#### Exercise A
In the abstract on cholesterol and insulin secretion, what have most studies on the link between hyperlipidemia and diabetes focused on?
#### Exercise B
Retype the passage of the abstract beginning at the words "OBJECTIVE - Type" and stopping after "using pharmacological reagents.".

#### Extract
━━━
Direct effect of cholesterol on insulin secretion: a novel mechanism for pancreatic beta-cell dysfunction.

Hao M, Head WS, Gunawardana SC, Hasty AH, Piston DW
Diabetes. 2007 56 (9): 2328-38

PMID: 17575085 · DOI:10.2337/db07-0056

OBJECTIVE - Type 2 diabetes is often accompanied by abnormal blood lipid and lipoprotein levels, but most studies on the link between hyperlipidemia and diabetes have focused on free fatty acids (FFAs). In this study, we examined the relationship between cholesterol and insulin secretion from pancreatic beta-cells that is independent of the effects of FFAs.

RESEARCH DESIGN AND METHODS - Several methods were used to modulate cholesterol levels in intact islets and cultured beta-cells, including a recently developed mouse model that exhibits elevated cholesterol but normal FFA levels. Acute and metabolic alteration of cholesterol was done using pharmacological reagents.
━━━
Page segmentation data:
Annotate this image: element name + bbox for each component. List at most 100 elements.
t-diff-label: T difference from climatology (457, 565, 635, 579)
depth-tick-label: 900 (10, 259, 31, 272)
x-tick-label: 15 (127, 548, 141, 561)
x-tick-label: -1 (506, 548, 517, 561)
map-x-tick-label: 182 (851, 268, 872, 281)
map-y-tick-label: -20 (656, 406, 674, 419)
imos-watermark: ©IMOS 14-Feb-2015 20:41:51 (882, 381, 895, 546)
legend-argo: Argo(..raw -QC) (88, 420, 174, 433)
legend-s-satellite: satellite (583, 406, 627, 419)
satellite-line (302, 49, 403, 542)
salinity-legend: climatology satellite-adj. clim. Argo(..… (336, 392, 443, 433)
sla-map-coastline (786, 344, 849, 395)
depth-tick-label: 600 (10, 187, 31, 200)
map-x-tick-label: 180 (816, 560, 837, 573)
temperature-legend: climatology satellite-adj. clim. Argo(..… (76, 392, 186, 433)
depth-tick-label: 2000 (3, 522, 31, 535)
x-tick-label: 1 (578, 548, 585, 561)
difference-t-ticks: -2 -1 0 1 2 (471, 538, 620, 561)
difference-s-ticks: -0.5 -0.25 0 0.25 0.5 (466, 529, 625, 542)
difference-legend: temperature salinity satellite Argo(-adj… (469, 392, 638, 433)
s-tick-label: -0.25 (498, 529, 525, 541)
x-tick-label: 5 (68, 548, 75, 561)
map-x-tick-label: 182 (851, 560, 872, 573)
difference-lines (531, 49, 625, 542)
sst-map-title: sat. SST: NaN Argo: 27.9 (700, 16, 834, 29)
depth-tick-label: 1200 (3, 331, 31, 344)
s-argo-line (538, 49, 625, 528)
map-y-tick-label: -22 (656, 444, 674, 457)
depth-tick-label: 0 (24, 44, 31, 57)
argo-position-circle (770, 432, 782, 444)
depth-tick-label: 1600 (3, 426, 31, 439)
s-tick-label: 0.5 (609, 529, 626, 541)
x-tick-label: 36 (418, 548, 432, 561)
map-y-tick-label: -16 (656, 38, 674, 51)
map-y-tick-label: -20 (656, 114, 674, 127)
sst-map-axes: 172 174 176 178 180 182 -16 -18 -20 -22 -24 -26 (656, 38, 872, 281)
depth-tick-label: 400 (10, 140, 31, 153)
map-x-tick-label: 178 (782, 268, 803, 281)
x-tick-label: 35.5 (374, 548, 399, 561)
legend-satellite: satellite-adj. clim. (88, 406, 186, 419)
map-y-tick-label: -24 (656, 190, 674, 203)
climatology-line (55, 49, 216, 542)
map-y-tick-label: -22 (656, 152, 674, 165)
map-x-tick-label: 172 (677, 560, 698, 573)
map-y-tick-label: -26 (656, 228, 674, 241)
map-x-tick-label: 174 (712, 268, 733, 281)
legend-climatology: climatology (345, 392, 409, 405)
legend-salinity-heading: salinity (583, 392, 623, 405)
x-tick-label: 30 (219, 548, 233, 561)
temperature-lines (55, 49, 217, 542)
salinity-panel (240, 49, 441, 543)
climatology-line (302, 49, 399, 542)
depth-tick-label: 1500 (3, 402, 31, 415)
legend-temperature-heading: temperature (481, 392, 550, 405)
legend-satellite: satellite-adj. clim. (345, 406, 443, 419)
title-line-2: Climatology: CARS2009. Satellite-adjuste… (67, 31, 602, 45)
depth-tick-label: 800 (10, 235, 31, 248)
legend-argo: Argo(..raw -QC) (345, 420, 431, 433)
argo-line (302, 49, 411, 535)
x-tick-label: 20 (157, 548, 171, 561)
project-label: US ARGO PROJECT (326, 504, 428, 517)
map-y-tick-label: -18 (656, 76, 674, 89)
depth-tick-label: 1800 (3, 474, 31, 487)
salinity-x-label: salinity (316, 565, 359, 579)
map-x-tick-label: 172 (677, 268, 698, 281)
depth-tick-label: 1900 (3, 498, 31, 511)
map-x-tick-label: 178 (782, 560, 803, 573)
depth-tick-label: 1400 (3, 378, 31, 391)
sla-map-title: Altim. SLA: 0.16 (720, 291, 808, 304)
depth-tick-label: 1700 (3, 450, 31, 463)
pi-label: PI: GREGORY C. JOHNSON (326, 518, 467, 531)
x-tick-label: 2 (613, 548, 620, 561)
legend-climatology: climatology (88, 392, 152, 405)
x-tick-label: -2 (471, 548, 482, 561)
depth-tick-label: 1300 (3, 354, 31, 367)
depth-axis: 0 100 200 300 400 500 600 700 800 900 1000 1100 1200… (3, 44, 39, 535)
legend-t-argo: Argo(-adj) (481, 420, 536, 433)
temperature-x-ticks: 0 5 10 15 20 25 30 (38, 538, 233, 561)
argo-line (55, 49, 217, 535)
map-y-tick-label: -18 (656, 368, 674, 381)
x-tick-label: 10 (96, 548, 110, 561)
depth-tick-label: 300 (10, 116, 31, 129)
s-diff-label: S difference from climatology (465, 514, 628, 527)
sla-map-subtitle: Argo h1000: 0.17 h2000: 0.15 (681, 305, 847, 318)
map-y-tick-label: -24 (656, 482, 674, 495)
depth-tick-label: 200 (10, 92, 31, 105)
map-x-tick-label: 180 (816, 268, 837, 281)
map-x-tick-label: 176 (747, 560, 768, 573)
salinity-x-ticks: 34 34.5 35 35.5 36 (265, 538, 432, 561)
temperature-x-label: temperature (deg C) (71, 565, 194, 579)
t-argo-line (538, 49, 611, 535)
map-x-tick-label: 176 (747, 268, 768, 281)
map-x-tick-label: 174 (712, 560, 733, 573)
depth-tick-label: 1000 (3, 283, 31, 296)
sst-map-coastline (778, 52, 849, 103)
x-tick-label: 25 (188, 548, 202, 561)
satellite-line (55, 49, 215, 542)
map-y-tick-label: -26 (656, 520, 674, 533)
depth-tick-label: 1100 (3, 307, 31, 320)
━━━
#### Answer area A
Free fatty acids (FFAs).

#### Answer area B
OBJECTIVE - Type 2 diabetes is often accompanied by abnormal blood lipid and lipoprotein levels, but most studies on the link between hyperlipidemia and diabetes have focused on free fatty acids (FFAs). In this study, we examined the relationship between cholesterol and insulin secretion from pancreatic beta-cells that is independent of the effects of FFAs.

RESEARCH DESIGN AND METHODS - Several methods were used to modulate cholesterol levels in intact islets and cultured beta-cells, including a recently developed mouse model that exhibits elevated cholesterol but normal FFA levels. Acute and metabolic alteration of cholesterol was done using pharmacological reagents.